_INSTRUCTION_
Reply with nothing except the number of lines that contain the word "this".

_Stored data_
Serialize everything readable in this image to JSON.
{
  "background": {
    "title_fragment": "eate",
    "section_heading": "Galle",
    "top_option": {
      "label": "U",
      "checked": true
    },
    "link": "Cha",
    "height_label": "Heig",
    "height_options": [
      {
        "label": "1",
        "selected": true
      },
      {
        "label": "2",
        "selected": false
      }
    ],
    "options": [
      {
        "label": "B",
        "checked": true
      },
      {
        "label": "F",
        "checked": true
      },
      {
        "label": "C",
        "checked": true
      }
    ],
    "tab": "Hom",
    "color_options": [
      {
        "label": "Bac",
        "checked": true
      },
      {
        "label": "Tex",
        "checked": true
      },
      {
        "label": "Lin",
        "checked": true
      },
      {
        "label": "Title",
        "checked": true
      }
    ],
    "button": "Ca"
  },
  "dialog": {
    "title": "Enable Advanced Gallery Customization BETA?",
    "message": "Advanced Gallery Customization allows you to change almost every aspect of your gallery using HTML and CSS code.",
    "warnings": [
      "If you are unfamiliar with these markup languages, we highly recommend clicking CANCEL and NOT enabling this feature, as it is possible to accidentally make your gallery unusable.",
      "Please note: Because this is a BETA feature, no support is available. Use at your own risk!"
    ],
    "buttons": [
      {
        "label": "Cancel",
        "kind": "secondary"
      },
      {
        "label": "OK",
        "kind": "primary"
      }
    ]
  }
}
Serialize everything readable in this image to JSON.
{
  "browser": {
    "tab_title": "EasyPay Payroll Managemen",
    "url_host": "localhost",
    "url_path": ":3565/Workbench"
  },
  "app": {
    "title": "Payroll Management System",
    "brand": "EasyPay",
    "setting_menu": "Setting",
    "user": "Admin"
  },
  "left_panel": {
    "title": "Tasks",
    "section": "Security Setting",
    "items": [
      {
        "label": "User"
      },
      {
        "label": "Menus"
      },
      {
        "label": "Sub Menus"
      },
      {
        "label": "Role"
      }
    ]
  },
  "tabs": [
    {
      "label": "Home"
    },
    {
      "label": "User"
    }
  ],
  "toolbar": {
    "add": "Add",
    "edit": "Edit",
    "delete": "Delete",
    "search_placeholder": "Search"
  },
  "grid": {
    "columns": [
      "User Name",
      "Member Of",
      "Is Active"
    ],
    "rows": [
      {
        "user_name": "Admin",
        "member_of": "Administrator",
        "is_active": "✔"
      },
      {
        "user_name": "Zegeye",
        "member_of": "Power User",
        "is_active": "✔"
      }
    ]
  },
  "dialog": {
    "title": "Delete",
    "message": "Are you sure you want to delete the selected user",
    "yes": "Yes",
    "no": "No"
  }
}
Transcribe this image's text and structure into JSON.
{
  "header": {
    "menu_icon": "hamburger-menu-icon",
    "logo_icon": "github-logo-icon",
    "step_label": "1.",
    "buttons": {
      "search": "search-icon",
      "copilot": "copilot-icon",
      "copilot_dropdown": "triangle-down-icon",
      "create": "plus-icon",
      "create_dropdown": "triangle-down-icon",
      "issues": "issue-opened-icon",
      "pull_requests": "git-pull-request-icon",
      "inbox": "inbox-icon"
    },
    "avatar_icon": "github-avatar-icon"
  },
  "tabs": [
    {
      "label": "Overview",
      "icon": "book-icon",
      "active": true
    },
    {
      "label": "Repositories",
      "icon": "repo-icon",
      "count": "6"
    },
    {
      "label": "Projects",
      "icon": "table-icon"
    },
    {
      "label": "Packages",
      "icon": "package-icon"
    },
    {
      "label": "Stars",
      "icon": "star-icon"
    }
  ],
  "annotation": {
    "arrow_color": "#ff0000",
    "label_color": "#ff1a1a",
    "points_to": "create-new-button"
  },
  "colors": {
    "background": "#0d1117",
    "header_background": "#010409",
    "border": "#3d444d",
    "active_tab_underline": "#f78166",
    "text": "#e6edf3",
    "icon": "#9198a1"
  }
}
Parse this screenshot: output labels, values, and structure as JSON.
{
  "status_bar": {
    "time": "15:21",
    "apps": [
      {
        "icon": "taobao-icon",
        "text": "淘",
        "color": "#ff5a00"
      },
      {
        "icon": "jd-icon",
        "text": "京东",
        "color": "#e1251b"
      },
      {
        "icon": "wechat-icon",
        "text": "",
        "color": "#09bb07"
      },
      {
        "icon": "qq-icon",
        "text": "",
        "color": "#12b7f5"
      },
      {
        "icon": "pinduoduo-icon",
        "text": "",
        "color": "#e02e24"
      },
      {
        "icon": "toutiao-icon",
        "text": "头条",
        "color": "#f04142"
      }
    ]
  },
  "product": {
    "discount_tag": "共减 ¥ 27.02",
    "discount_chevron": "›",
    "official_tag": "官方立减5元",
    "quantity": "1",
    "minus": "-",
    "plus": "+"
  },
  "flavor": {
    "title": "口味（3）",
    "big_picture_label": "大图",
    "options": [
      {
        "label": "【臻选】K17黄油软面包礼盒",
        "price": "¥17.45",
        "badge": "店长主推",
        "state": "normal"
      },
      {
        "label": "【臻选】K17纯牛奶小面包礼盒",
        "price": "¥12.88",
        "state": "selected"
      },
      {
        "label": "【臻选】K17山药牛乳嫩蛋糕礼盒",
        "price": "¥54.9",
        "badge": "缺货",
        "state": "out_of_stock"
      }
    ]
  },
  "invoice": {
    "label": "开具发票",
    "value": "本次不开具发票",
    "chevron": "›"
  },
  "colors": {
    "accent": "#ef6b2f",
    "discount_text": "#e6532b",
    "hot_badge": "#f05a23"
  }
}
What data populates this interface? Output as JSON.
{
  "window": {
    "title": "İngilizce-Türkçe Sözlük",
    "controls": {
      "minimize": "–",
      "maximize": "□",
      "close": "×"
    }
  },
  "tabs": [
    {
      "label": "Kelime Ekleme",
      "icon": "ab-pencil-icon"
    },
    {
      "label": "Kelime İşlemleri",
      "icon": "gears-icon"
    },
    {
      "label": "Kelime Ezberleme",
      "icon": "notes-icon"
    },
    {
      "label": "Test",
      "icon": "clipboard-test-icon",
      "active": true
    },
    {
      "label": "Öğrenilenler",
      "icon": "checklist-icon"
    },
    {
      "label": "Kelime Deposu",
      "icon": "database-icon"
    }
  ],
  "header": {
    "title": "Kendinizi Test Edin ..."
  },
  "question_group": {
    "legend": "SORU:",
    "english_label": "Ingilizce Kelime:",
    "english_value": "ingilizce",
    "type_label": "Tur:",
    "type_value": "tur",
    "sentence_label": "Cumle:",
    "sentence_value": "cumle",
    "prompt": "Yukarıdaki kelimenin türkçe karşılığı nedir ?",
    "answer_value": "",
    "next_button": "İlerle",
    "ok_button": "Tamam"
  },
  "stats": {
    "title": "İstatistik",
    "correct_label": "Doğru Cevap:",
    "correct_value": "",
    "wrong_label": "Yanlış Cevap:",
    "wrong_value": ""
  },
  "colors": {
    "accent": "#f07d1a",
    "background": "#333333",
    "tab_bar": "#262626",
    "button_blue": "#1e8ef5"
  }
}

_FULL ANSWER_
7